(Set exercise) Using the records below, report how many lines hold "уѣздѣ", with no extra text.

[Stored records]
>>>>
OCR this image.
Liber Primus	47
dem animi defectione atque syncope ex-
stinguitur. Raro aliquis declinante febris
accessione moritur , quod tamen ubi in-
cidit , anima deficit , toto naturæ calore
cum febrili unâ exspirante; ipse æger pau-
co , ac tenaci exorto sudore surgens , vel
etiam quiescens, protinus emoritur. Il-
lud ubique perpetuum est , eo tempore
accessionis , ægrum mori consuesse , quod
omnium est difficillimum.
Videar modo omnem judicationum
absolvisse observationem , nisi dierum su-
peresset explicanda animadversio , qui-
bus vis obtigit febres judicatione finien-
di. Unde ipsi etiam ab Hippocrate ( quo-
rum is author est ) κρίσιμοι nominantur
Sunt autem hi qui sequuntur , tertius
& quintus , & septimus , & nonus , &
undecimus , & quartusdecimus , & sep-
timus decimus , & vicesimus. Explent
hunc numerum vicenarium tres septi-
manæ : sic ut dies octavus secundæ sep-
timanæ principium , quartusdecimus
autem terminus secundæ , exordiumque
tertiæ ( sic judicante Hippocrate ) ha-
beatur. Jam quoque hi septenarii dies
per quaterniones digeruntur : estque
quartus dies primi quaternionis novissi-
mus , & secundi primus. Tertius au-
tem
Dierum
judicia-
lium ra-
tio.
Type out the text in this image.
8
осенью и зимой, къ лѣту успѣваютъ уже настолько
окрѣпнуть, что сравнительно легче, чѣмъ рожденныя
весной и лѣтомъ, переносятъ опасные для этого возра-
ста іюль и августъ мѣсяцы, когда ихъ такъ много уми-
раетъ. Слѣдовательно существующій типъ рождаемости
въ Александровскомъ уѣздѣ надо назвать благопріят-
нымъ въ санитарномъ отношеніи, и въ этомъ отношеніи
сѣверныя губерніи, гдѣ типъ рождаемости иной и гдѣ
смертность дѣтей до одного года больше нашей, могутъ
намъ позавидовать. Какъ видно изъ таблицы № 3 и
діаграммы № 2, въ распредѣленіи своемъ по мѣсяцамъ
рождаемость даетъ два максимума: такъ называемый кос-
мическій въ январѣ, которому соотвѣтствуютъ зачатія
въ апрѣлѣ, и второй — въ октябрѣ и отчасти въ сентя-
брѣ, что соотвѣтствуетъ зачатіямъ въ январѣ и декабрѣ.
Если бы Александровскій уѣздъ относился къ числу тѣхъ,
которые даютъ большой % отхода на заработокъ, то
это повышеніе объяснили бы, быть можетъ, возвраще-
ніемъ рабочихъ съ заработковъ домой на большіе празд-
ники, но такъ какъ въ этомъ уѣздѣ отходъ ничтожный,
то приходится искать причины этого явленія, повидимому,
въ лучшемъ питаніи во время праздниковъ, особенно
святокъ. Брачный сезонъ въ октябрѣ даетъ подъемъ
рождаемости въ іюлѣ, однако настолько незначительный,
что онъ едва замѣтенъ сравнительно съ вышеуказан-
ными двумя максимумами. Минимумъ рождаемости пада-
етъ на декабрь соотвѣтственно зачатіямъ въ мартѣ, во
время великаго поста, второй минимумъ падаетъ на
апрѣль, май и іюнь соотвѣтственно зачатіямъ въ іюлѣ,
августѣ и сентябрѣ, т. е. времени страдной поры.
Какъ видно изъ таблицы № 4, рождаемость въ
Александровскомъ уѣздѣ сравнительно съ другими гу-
<<<<
(Correct response) 3